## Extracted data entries
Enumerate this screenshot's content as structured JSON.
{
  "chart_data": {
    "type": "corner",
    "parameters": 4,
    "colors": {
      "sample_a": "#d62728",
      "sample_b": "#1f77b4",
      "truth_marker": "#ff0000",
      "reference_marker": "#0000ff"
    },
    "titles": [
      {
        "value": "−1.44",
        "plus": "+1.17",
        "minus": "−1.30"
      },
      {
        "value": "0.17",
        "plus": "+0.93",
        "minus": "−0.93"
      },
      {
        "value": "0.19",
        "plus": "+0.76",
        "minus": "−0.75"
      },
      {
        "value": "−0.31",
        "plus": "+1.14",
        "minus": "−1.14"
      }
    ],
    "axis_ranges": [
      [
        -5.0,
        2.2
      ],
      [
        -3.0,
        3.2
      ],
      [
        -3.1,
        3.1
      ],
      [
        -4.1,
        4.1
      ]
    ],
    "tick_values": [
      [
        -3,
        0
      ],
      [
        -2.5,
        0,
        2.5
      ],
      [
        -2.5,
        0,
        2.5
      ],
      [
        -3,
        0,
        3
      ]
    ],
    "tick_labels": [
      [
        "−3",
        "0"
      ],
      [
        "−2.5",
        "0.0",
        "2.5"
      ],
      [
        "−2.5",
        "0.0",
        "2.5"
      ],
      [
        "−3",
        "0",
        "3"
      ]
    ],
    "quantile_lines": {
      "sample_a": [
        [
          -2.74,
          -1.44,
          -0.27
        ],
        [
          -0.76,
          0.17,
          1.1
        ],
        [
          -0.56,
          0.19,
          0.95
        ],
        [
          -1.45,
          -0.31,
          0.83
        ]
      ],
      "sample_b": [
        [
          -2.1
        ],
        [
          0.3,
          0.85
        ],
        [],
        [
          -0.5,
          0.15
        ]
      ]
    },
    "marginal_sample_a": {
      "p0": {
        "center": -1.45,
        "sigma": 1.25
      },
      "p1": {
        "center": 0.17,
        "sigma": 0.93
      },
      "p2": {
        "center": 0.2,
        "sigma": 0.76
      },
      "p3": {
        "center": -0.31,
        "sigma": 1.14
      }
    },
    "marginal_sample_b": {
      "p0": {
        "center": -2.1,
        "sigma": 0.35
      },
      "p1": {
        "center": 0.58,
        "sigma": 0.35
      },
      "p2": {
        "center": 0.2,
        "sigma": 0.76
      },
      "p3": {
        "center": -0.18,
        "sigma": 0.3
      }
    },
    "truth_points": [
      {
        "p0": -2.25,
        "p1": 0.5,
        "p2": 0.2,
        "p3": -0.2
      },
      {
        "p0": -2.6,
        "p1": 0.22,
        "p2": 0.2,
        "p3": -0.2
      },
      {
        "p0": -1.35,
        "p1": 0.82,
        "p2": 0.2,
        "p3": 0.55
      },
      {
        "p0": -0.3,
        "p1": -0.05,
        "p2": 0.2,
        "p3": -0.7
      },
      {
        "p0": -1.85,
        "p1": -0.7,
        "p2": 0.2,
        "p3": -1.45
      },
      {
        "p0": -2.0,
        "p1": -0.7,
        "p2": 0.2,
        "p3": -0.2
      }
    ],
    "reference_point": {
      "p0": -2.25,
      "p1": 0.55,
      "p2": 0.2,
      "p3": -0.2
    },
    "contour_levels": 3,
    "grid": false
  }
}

## Given instruction
Write the entries again, exactly as they stand.

## The reply
Enumerate this screenshot's content as structured JSON.
{
  "chart_data": {
    "type": "corner",
    "parameters": 4,
    "colors": {
      "sample_a": "#d62728",
      "sample_b": "#1f77b4",
      "truth_marker": "#ff0000",
      "reference_marker": "#0000ff"
    },
    "titles": [
      {
        "value": "−1.44",
        "plus": "+1.17",
        "minus": "−1.30"
      },
      {
        "value": "0.17",
        "plus": "+0.93",
        "minus": "−0.93"
      },
      {
        "value": "0.19",
        "plus": "+0.76",
        "minus": "−0.75"
      },
      {
        "value": "−0.31",
        "plus": "+1.14",
        "minus": "−1.14"
      }
    ],
    "axis_ranges": [
      [
        -5.0,
        2.2
      ],
      [
        -3.0,
        3.2
      ],
      [
        -3.1,
        3.1
      ],
      [
        -4.1,
        4.1
      ]
    ],
    "tick_values": [
      [
        -3,
        0
      ],
      [
        -2.5,
        0,
        2.5
      ],
      [
        -2.5,
        0,
        2.5
      ],
      [
        -3,
        0,
        3
      ]
    ],
    "tick_labels": [
      [
        "−3",
        "0"
      ],
      [
        "−2.5",
        "0.0",
        "2.5"
      ],
      [
        "−2.5",
        "0.0",
        "2.5"
      ],
      [
        "−3",
        "0",
        "3"
      ]
    ],
    "quantile_lines": {
      "sample_a": [
        [
          -2.74,
          -1.44,
          -0.27
        ],
        [
          -0.76,
          0.17,
          1.1
        ],
        [
          -0.56,
          0.19,
          0.95
        ],
        [
          -1.45,
          -0.31,
          0.83
        ]
      ],
      "sample_b": [
        [
          -2.1
        ],
        [
          0.3,
          0.85
        ],
        [],
        [
          -0.5,
          0.15
        ]
      ]
    },
    "marginal_sample_a": {
      "p0": {
        "center": -1.45,
        "sigma": 1.25
      },
      "p1": {
        "center": 0.17,
        "sigma": 0.93
      },
      "p2": {
        "center": 0.2,
        "sigma": 0.76
      },
      "p3": {
        "center": -0.31,
        "sigma": 1.14
      }
    },
    "marginal_sample_b": {
      "p0": {
        "center": -2.1,
        "sigma": 0.35
      },
      "p1": {
        "center": 0.58,
        "sigma": 0.35
      },
      "p2": {
        "center": 0.2,
        "sigma": 0.76
      },
      "p3": {
        "center": -0.18,
        "sigma": 0.3
      }
    },
    "truth_points": [
      {
        "p0": -2.25,
        "p1": 0.5,
        "p2": 0.2,
        "p3": -0.2
      },
      {
        "p0": -2.6,
        "p1": 0.22,
        "p2": 0.2,
        "p3": -0.2
      },
      {
        "p0": -1.35,
        "p1": 0.82,
        "p2": 0.2,
        "p3": 0.55
      },
      {
        "p0": -0.3,
        "p1": -0.05,
        "p2": 0.2,
        "p3": -0.7
      },
      {
        "p0": -1.85,
        "p1": -0.7,
        "p2": 0.2,
        "p3": -1.45
      },
      {
        "p0": -2.0,
        "p1": -0.7,
        "p2": 0.2,
        "p3": -0.2
      }
    ],
    "reference_point": {
      "p0": -2.25,
      "p1": 0.55,
      "p2": 0.2,
      "p3": -0.2
    },
    "contour_levels": 3,
    "grid": false
  }
}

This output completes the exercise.